→ **STATED EXERCISE**: Copy every entry precisely.

Stored data
- - - -

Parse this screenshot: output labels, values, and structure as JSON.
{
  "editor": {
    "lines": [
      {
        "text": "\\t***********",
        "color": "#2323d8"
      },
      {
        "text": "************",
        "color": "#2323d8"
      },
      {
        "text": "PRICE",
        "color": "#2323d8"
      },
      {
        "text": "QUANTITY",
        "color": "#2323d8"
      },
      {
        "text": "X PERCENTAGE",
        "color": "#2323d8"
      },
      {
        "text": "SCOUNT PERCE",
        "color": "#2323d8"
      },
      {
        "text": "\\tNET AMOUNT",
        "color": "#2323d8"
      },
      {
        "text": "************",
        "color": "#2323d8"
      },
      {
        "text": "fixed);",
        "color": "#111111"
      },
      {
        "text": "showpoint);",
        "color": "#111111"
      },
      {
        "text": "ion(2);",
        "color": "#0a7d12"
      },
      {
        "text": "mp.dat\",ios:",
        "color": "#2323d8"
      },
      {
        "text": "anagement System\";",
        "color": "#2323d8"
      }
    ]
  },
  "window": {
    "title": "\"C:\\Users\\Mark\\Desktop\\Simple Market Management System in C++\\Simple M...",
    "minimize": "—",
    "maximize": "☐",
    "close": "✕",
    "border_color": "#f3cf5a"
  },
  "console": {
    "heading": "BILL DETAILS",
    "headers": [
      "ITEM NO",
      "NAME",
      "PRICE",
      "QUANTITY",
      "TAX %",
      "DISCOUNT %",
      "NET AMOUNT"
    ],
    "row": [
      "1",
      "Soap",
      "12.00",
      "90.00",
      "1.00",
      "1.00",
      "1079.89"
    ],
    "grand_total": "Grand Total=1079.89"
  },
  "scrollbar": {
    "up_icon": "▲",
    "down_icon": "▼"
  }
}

- - - -

→ **TASK OUTPUT**:
Parse this screenshot: output labels, values, and structure as JSON.
{
  "editor": {
    "lines": [
      {
        "text": "\\t***********",
        "color": "#2323d8"
      },
      {
        "text": "************",
        "color": "#2323d8"
      },
      {
        "text": "PRICE",
        "color": "#2323d8"
      },
      {
        "text": "QUANTITY",
        "color": "#2323d8"
      },
      {
        "text": "X PERCENTAGE",
        "color": "#2323d8"
      },
      {
        "text": "SCOUNT PERCE",
        "color": "#2323d8"
      },
      {
        "text": "\\tNET AMOUNT",
        "color": "#2323d8"
      },
      {
        "text": "************",
        "color": "#2323d8"
      },
      {
        "text": "fixed);",
        "color": "#111111"
      },
      {
        "text": "showpoint);",
        "color": "#111111"
      },
      {
        "text": "ion(2);",
        "color": "#0a7d12"
      },
      {
        "text": "mp.dat\",ios:",
        "color": "#2323d8"
      },
      {
        "text": "anagement System\";",
        "color": "#2323d8"
      }
    ]
  },
  "window": {
    "title": "\"C:\\Users\\Mark\\Desktop\\Simple Market Management System in C++\\Simple M...",
    "minimize": "—",
    "maximize": "☐",
    "close": "✕",
    "border_color": "#f3cf5a"
  },
  "console": {
    "heading": "BILL DETAILS",
    "headers": [
      "ITEM NO",
      "NAME",
      "PRICE",
      "QUANTITY",
      "TAX %",
      "DISCOUNT %",
      "NET AMOUNT"
    ],
    "row": [
      "1",
      "Soap",
      "12.00",
      "90.00",
      "1.00",
      "1.00",
      "1079.89"
    ],
    "grand_total": "Grand Total=1079.89"
  },
  "scrollbar": {
    "up_icon": "▲",
    "down_icon": "▼"
  }
}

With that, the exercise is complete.